Your objective: Reply with one number: the count of lines in the records below that hold "Output".

Stored entries
|---|
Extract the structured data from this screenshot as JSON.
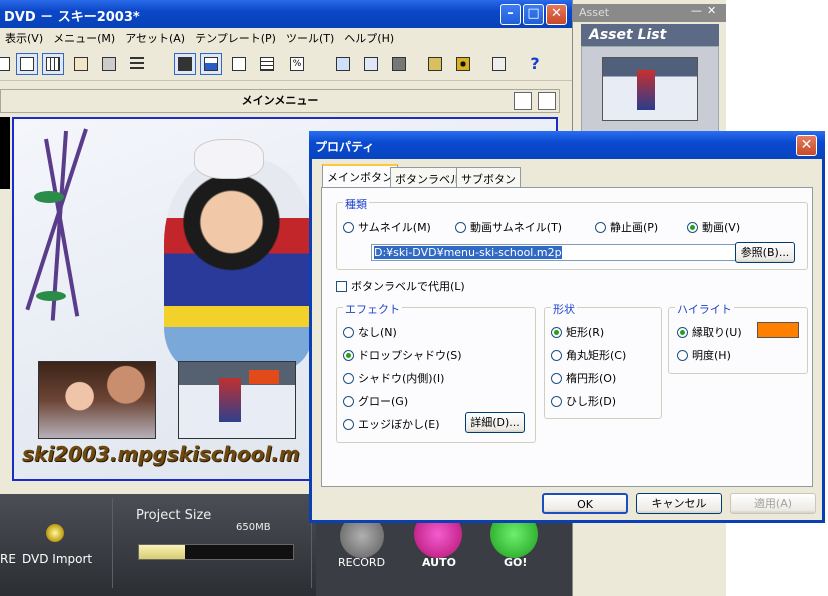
{
  "main_window": {
    "title": "DVD － スキー2003*",
    "menu": [
      "表示(V)",
      "メニュー(M)",
      "アセット(A)",
      "テンプレート(P)",
      "ツール(T)",
      "ヘルプ(H)"
    ],
    "menu_header": "メインメニュー",
    "caption": "ski2003.mpgskischool.m",
    "bottom": {
      "left_label": "RE",
      "dvd_import": "DVD Import",
      "project_size_label": "Project Size",
      "size_tick": "650MB",
      "project_size_fill": 0.3,
      "record": "RECORD",
      "auto": "AUTO",
      "go": "GO!"
    }
  },
  "asset_panel": {
    "title": "Asset",
    "list_header": "Asset List"
  },
  "dialog": {
    "title": "プロパティ",
    "tabs": [
      "メインボタン",
      "ボタンラベル",
      "サブボタン"
    ],
    "type_group": {
      "label": "種類",
      "options": [
        "サムネイル(M)",
        "動画サムネイル(T)",
        "静止画(P)",
        "動画(V)"
      ],
      "selected": "動画(V)",
      "path": "D:¥ski-DVD¥menu-ski-school.m2p",
      "browse": "参照(B)..."
    },
    "replace_with_label": "ボタンラベルで代用(L)",
    "effect_group": {
      "label": "エフェクト",
      "options": [
        "なし(N)",
        "ドロップシャドウ(S)",
        "シャドウ(内側)(I)",
        "グロー(G)",
        "エッジぼかし(E)"
      ],
      "selected": "ドロップシャドウ(S)",
      "details": "詳細(D)..."
    },
    "shape_group": {
      "label": "形状",
      "options": [
        "矩形(R)",
        "角丸矩形(C)",
        "楕円形(O)",
        "ひし形(D)"
      ],
      "selected": "矩形(R)"
    },
    "highlight_group": {
      "label": "ハイライト",
      "options": [
        "縁取り(U)",
        "明度(H)"
      ],
      "selected": "縁取り(U)",
      "color": "#ff7f00"
    },
    "ok": "OK",
    "cancel": "キャンセル",
    "apply": "適用(A)"
  }
}
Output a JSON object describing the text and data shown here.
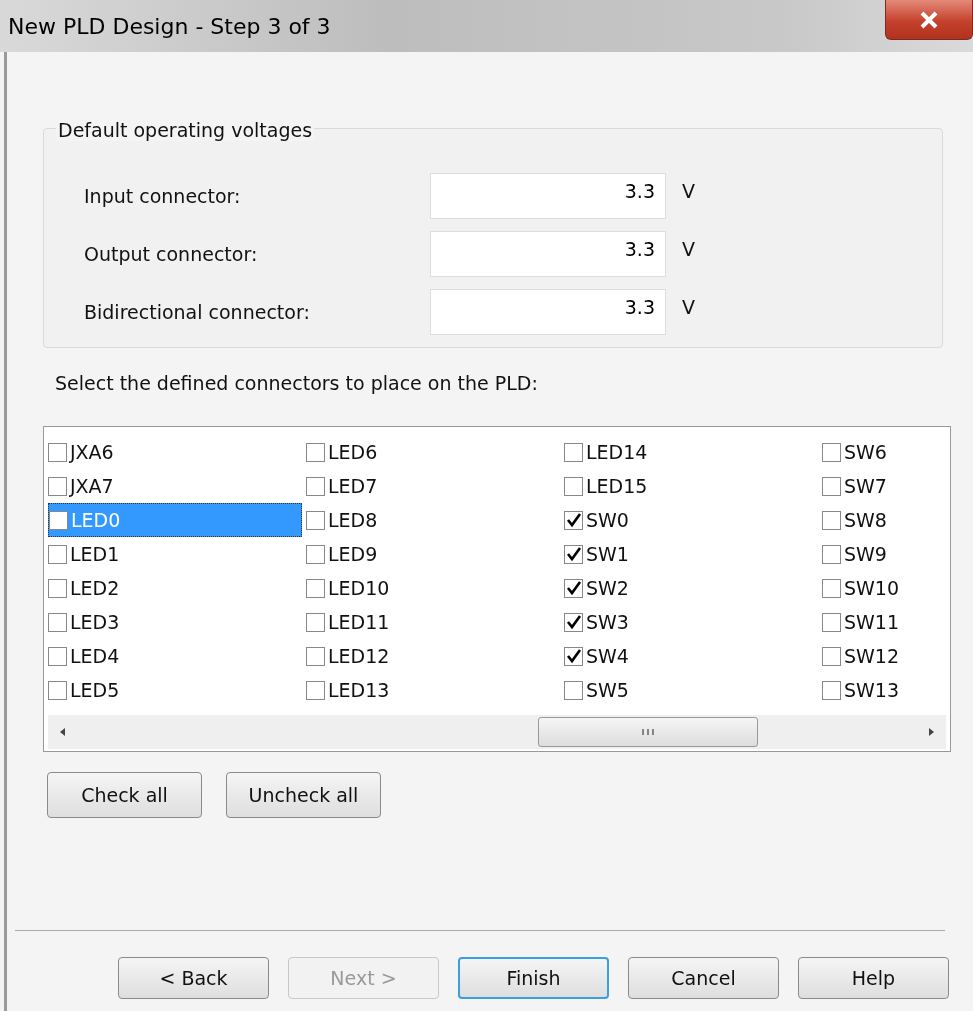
{
  "window": {
    "title": "New PLD Design - Step 3 of 3"
  },
  "voltages": {
    "title": "Default operating voltages",
    "fields": [
      {
        "label": "Input connector:",
        "value": "3.3",
        "unit": "V"
      },
      {
        "label": "Output connector:",
        "value": "3.3",
        "unit": "V"
      },
      {
        "label": "Bidirectional connector:",
        "value": "3.3",
        "unit": "V"
      }
    ]
  },
  "connectors_label": "Select the defined connectors to place on the PLD:",
  "connector_columns": [
    [
      {
        "label": "JXA6",
        "checked": false,
        "selected": false
      },
      {
        "label": "JXA7",
        "checked": false,
        "selected": false
      },
      {
        "label": "LED0",
        "checked": false,
        "selected": true
      },
      {
        "label": "LED1",
        "checked": false,
        "selected": false
      },
      {
        "label": "LED2",
        "checked": false,
        "selected": false
      },
      {
        "label": "LED3",
        "checked": false,
        "selected": false
      },
      {
        "label": "LED4",
        "checked": false,
        "selected": false
      },
      {
        "label": "LED5",
        "checked": false,
        "selected": false
      }
    ],
    [
      {
        "label": "LED6",
        "checked": false,
        "selected": false
      },
      {
        "label": "LED7",
        "checked": false,
        "selected": false
      },
      {
        "label": "LED8",
        "checked": false,
        "selected": false
      },
      {
        "label": "LED9",
        "checked": false,
        "selected": false
      },
      {
        "label": "LED10",
        "checked": false,
        "selected": false
      },
      {
        "label": "LED11",
        "checked": false,
        "selected": false
      },
      {
        "label": "LED12",
        "checked": false,
        "selected": false
      },
      {
        "label": "LED13",
        "checked": false,
        "selected": false
      }
    ],
    [
      {
        "label": "LED14",
        "checked": false,
        "selected": false
      },
      {
        "label": "LED15",
        "checked": false,
        "selected": false
      },
      {
        "label": "SW0",
        "checked": true,
        "selected": false
      },
      {
        "label": "SW1",
        "checked": true,
        "selected": false
      },
      {
        "label": "SW2",
        "checked": true,
        "selected": false
      },
      {
        "label": "SW3",
        "checked": true,
        "selected": false
      },
      {
        "label": "SW4",
        "checked": true,
        "selected": false
      },
      {
        "label": "SW5",
        "checked": false,
        "selected": false
      }
    ],
    [
      {
        "label": "SW6",
        "checked": false,
        "selected": false
      },
      {
        "label": "SW7",
        "checked": false,
        "selected": false
      },
      {
        "label": "SW8",
        "checked": false,
        "selected": false
      },
      {
        "label": "SW9",
        "checked": false,
        "selected": false
      },
      {
        "label": "SW10",
        "checked": false,
        "selected": false
      },
      {
        "label": "SW11",
        "checked": false,
        "selected": false
      },
      {
        "label": "SW12",
        "checked": false,
        "selected": false
      },
      {
        "label": "SW13",
        "checked": false,
        "selected": false
      }
    ]
  ],
  "list_buttons": [
    "Check all",
    "Uncheck all"
  ],
  "footer_buttons": [
    {
      "label": "< Back",
      "disabled": false,
      "default": false
    },
    {
      "label": "Next >",
      "disabled": true,
      "default": false
    },
    {
      "label": "Finish",
      "disabled": false,
      "default": true
    },
    {
      "label": "Cancel",
      "disabled": false,
      "default": false
    },
    {
      "label": "Help",
      "disabled": false,
      "default": false
    }
  ]
}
|---|
Written response: 2